▶ OBJECTIVE: Copy every line of the records below without changing a single character.

▶ INFORMATION SUPPLIED:
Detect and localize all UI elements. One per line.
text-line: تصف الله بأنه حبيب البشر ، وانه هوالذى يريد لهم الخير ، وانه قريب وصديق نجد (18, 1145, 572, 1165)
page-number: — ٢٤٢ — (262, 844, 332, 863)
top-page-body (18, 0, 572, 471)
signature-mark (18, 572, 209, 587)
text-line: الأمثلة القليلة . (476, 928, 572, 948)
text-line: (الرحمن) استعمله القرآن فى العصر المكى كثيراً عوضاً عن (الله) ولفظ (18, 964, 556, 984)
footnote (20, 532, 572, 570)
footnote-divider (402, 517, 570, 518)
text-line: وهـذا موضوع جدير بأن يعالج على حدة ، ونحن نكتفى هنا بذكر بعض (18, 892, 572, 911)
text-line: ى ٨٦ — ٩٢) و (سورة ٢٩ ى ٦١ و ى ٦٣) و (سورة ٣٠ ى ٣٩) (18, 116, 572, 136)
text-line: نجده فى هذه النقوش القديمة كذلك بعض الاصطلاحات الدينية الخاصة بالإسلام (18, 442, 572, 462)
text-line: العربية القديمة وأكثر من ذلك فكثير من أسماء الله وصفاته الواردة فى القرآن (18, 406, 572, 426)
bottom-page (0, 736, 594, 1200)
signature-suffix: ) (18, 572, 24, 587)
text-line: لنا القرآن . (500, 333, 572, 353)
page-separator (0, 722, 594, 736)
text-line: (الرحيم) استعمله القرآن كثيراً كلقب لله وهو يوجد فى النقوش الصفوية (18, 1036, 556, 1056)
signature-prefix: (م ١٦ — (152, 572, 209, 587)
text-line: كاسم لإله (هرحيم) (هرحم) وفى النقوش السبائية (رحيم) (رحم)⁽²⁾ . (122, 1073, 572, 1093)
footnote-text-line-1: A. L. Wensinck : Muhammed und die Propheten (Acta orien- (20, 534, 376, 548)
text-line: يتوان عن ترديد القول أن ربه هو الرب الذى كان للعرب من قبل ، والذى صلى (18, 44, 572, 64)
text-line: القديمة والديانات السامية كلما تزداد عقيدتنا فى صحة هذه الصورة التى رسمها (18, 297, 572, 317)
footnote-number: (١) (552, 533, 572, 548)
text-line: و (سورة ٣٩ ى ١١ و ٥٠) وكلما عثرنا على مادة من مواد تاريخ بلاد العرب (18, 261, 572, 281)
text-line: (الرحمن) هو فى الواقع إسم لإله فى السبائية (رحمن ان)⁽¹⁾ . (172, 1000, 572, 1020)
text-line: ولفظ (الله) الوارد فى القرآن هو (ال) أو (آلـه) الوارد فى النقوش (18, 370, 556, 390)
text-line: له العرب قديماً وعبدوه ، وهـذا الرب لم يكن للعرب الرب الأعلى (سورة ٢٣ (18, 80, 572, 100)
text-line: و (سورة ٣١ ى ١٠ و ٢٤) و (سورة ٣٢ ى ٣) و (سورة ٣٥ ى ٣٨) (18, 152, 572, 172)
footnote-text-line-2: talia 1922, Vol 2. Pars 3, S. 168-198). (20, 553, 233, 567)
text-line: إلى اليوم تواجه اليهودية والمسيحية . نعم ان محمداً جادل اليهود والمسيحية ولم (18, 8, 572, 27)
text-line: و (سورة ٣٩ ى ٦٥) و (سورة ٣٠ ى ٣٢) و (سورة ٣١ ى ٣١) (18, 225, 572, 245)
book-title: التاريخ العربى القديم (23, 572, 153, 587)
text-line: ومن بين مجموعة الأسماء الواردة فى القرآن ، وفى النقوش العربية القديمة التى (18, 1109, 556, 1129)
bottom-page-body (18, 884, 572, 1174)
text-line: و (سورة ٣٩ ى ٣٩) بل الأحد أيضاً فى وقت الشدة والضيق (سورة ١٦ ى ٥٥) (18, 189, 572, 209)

▶ FULL RESPONSE:
Detect and localize all UI elements. One per line.
text-line: تصف الله بأنه حبيب البشر ، وانه هوالذى يريد لهم الخير ، وانه قريب وصديق نجد (18, 1145, 572, 1165)
page-number: — ٢٤٢ — (262, 844, 332, 863)
top-page-body (18, 0, 572, 471)
signature-mark (18, 572, 209, 587)
text-line: الأمثلة القليلة . (476, 928, 572, 948)
text-line: (الرحمن) استعمله القرآن فى العصر المكى كثيراً عوضاً عن (الله) ولفظ (18, 964, 556, 984)
footnote (20, 532, 572, 570)
footnote-divider (402, 517, 570, 518)
text-line: وهـذا موضوع جدير بأن يعالج على حدة ، ونحن نكتفى هنا بذكر بعض (18, 892, 572, 911)
text-line: ى ٨٦ — ٩٢) و (سورة ٢٩ ى ٦١ و ى ٦٣) و (سورة ٣٠ ى ٣٩) (18, 116, 572, 136)
text-line: نجده فى هذه النقوش القديمة كذلك بعض الاصطلاحات الدينية الخاصة بالإسلام (18, 442, 572, 462)
text-line: العربية القديمة وأكثر من ذلك فكثير من أسماء الله وصفاته الواردة فى القرآن (18, 406, 572, 426)
bottom-page (0, 736, 594, 1200)
signature-suffix: ) (18, 572, 24, 587)
text-line: لنا القرآن . (500, 333, 572, 353)
page-separator (0, 722, 594, 736)
text-line: (الرحيم) استعمله القرآن كثيراً كلقب لله وهو يوجد فى النقوش الصفوية (18, 1036, 556, 1056)
signature-prefix: (م ١٦ — (152, 572, 209, 587)
text-line: كاسم لإله (هرحيم) (هرحم) وفى النقوش السبائية (رحيم) (رحم)⁽²⁾ . (122, 1073, 572, 1093)
footnote-text-line-1: A. L. Wensinck : Muhammed und die Propheten (Acta orien- (20, 534, 376, 548)
text-line: يتوان عن ترديد القول أن ربه هو الرب الذى كان للعرب من قبل ، والذى صلى (18, 44, 572, 64)
text-line: القديمة والديانات السامية كلما تزداد عقيدتنا فى صحة هذه الصورة التى رسمها (18, 297, 572, 317)
footnote-number: (١) (552, 533, 572, 548)
text-line: و (سورة ٣٩ ى ١١ و ٥٠) وكلما عثرنا على مادة من مواد تاريخ بلاد العرب (18, 261, 572, 281)
text-line: (الرحمن) هو فى الواقع إسم لإله فى السبائية (رحمن ان)⁽¹⁾ . (172, 1000, 572, 1020)
text-line: ولفظ (الله) الوارد فى القرآن هو (ال) أو (آلـه) الوارد فى النقوش (18, 370, 556, 390)
text-line: له العرب قديماً وعبدوه ، وهـذا الرب لم يكن للعرب الرب الأعلى (سورة ٢٣ (18, 80, 572, 100)
text-line: و (سورة ٣١ ى ١٠ و ٢٤) و (سورة ٣٢ ى ٣) و (سورة ٣٥ ى ٣٨) (18, 152, 572, 172)
footnote-text-line-2: talia 1922, Vol 2. Pars 3, S. 168-198). (20, 553, 233, 567)
text-line: إلى اليوم تواجه اليهودية والمسيحية . نعم ان محمداً جادل اليهود والمسيحية ولم (18, 8, 572, 27)
text-line: و (سورة ٣٩ ى ٦٥) و (سورة ٣٠ ى ٣٢) و (سورة ٣١ ى ٣١) (18, 225, 572, 245)
book-title: التاريخ العربى القديم (23, 572, 153, 587)
text-line: ومن بين مجموعة الأسماء الواردة فى القرآن ، وفى النقوش العربية القديمة التى (18, 1109, 556, 1129)
bottom-page-body (18, 884, 572, 1174)
text-line: و (سورة ٣٩ ى ٣٩) بل الأحد أيضاً فى وقت الشدة والضيق (سورة ١٦ ى ٥٥) (18, 189, 572, 209)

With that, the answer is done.